> **Task goal**
Write out all lines holding the word "color".

> **The records**
---

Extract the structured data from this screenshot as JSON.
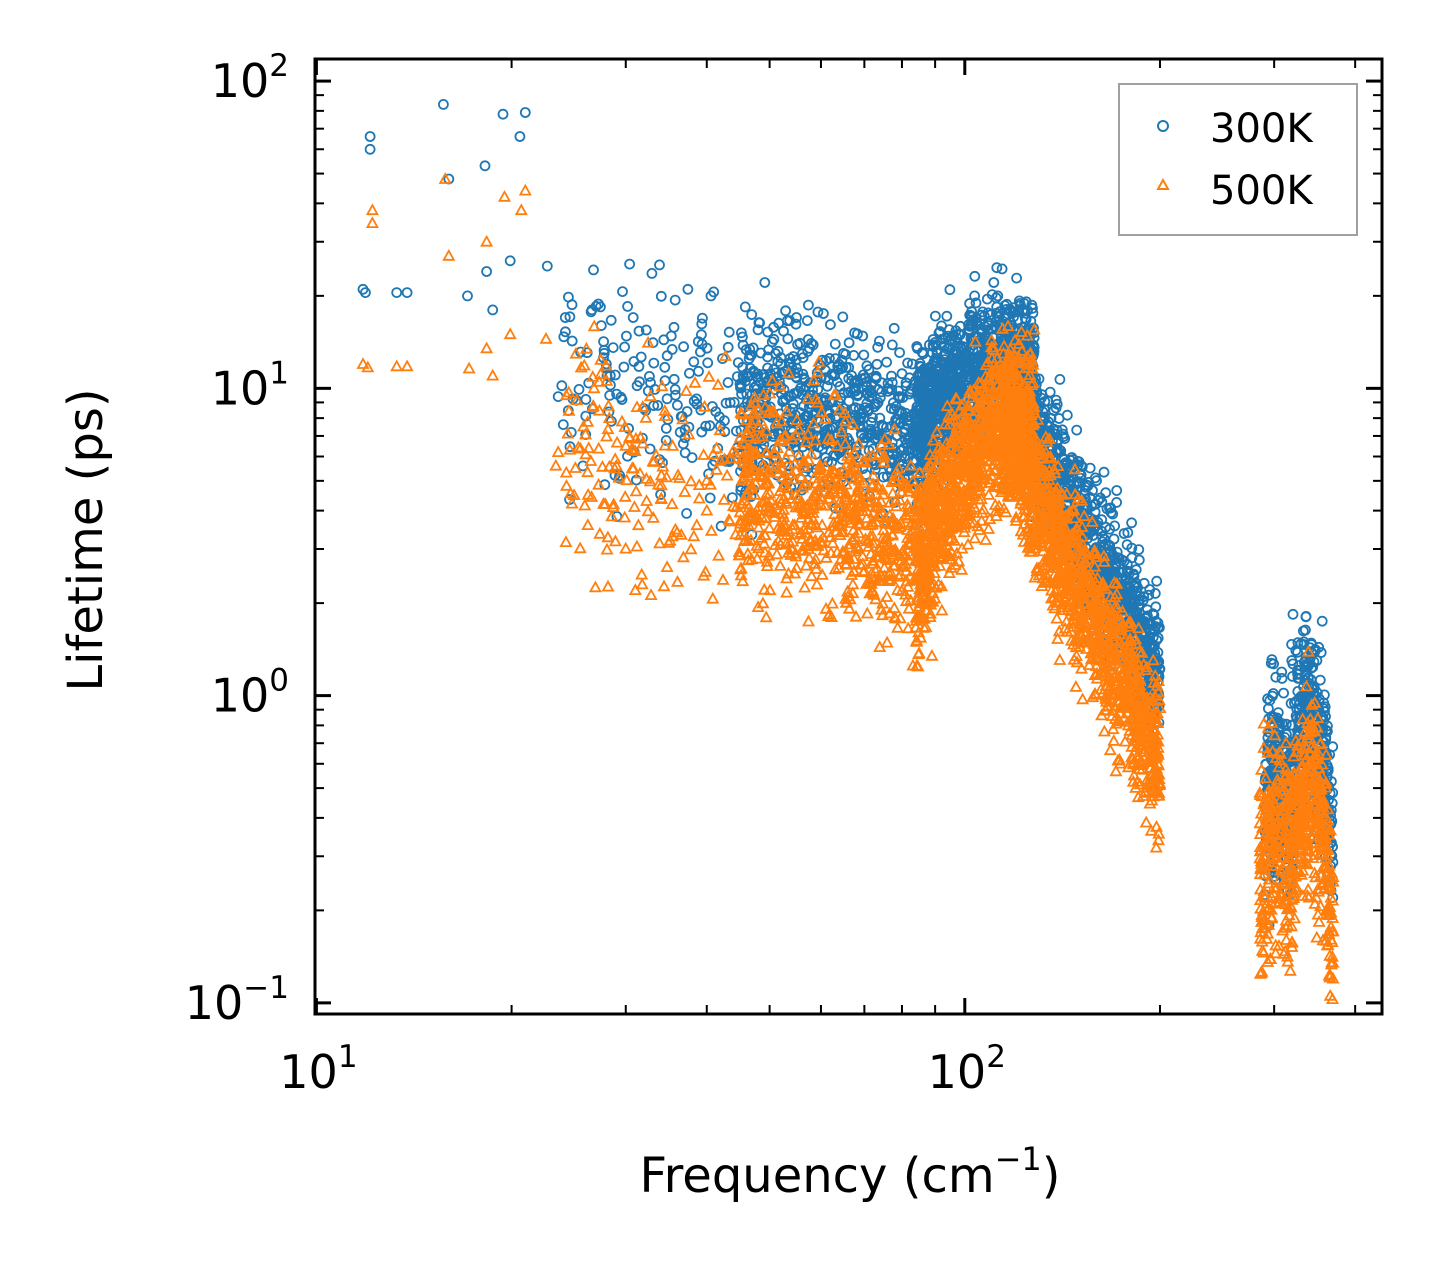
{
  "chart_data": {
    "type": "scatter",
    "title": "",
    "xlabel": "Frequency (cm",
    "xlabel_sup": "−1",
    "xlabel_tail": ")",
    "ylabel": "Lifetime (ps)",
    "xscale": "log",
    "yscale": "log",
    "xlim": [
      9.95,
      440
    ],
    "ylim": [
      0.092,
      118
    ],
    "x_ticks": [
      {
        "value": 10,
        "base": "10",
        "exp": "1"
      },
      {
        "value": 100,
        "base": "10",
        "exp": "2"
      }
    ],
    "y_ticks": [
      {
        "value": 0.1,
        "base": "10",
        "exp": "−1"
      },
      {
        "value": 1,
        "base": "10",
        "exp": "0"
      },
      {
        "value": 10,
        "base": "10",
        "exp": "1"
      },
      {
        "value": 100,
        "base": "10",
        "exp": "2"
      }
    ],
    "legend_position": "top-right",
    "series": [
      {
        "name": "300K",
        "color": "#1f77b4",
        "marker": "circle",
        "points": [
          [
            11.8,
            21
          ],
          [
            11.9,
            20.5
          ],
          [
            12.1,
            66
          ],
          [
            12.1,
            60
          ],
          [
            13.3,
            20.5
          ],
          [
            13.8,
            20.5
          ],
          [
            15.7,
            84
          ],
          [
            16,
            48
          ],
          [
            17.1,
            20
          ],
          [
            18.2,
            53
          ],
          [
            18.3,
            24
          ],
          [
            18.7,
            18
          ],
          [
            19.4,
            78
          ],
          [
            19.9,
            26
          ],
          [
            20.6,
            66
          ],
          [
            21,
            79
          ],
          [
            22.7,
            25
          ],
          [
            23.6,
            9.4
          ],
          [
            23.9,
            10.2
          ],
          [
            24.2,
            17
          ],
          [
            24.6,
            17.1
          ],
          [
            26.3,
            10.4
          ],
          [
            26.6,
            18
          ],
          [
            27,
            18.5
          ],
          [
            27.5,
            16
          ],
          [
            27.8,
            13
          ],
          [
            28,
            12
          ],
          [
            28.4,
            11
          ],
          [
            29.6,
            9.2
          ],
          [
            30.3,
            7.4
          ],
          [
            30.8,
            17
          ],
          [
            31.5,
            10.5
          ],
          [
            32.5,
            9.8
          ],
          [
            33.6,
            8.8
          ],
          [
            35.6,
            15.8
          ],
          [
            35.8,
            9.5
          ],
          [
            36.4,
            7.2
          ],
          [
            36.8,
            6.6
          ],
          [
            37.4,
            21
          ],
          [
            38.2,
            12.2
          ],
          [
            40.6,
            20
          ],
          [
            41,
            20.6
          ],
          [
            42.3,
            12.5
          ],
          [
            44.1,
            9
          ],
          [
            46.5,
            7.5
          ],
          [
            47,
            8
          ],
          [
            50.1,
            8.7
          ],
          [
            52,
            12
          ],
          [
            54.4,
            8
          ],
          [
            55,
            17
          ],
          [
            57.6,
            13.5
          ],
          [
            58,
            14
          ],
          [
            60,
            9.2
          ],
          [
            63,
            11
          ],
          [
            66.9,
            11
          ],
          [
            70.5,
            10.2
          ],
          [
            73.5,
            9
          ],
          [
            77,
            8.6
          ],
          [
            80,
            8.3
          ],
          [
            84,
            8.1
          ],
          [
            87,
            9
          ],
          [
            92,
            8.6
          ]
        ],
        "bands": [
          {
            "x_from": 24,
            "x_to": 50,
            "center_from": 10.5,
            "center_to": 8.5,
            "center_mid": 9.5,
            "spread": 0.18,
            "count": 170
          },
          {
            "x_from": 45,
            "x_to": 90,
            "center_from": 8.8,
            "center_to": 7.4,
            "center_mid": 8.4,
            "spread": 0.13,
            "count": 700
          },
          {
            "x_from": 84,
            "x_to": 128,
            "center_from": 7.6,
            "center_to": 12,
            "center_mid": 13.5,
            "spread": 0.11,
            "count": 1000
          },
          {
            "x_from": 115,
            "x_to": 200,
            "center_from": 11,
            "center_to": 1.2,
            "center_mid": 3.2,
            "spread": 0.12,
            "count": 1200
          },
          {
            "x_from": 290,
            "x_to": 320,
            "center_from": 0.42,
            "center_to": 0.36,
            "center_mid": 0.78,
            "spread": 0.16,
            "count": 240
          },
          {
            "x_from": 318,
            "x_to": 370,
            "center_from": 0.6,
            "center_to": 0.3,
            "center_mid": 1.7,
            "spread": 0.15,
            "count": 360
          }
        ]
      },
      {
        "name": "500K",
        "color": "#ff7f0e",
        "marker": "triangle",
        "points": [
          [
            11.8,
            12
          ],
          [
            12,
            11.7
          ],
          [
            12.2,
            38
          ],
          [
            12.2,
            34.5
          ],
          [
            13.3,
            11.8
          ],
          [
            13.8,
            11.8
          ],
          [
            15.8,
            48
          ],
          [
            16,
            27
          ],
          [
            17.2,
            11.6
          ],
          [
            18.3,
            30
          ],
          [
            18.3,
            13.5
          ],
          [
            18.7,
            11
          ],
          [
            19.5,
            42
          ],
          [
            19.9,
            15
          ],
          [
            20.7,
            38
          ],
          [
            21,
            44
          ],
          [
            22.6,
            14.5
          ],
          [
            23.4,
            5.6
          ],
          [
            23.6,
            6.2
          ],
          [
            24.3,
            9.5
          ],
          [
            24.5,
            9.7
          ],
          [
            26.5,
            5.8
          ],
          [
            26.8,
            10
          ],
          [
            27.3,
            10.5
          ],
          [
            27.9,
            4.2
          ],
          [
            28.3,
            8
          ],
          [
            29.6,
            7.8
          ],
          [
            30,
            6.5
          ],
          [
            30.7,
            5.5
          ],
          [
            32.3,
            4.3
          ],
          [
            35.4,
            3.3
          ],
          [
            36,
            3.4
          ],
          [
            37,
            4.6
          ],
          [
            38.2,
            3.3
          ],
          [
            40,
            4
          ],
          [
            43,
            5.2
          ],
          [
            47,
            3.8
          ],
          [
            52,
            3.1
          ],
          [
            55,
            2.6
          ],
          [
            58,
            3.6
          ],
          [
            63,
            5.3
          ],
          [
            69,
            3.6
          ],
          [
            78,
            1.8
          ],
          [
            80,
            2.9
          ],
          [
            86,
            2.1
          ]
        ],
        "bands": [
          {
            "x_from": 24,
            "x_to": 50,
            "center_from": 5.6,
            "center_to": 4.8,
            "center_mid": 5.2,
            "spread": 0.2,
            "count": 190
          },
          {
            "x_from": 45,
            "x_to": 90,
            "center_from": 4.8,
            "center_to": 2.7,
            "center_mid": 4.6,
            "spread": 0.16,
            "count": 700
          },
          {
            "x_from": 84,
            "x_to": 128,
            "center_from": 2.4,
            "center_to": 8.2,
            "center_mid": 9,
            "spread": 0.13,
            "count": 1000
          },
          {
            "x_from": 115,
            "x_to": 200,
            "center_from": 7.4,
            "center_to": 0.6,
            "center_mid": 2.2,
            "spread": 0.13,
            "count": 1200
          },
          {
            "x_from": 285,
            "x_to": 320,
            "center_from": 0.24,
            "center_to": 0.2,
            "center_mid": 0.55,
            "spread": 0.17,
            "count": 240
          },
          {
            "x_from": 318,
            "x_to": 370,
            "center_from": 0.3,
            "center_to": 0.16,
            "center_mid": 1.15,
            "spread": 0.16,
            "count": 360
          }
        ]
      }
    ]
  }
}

---

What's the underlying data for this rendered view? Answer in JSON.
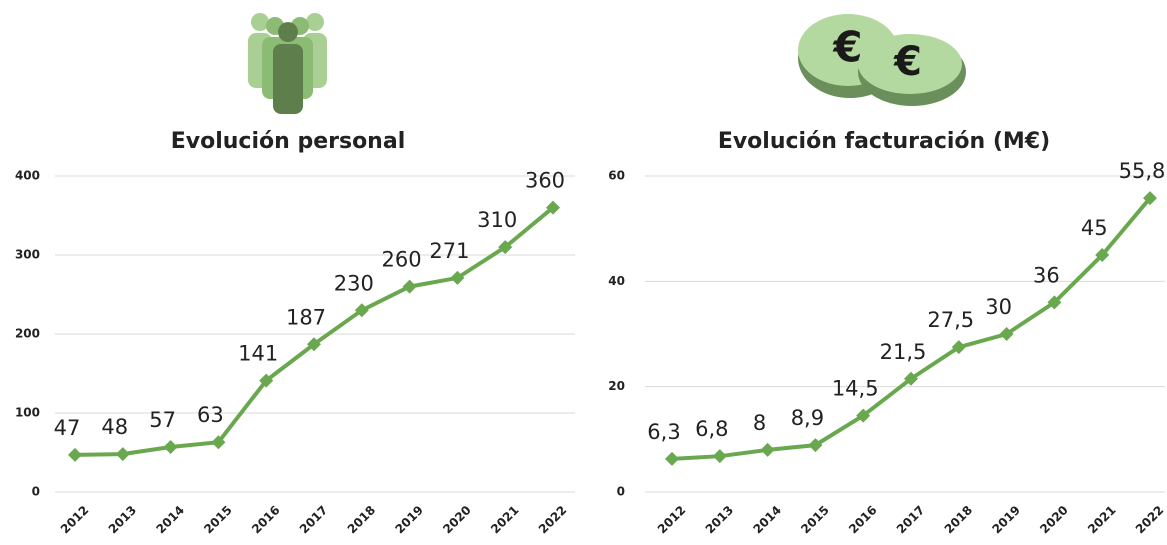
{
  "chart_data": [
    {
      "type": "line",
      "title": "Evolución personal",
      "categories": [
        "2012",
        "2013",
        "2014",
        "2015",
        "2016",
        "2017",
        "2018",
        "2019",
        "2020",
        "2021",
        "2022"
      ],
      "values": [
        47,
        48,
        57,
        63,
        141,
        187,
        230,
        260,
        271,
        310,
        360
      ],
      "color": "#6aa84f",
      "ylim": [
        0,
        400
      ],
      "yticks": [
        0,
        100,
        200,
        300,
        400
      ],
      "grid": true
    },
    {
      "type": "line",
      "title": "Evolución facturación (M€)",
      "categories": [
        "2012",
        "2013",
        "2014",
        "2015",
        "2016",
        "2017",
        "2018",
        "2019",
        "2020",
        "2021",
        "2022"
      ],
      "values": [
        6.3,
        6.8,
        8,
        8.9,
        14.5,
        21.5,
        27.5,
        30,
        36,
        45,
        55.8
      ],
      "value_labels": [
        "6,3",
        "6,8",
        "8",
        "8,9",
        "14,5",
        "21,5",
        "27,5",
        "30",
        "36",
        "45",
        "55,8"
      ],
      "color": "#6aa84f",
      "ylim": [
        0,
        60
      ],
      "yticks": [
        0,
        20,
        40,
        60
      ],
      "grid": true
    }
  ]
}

---

> **Full response**
        "color": "#1f77b4",
        "color": "#ff7f0e",
      "color": "#6aa84f",
      "color": "#6aa84f",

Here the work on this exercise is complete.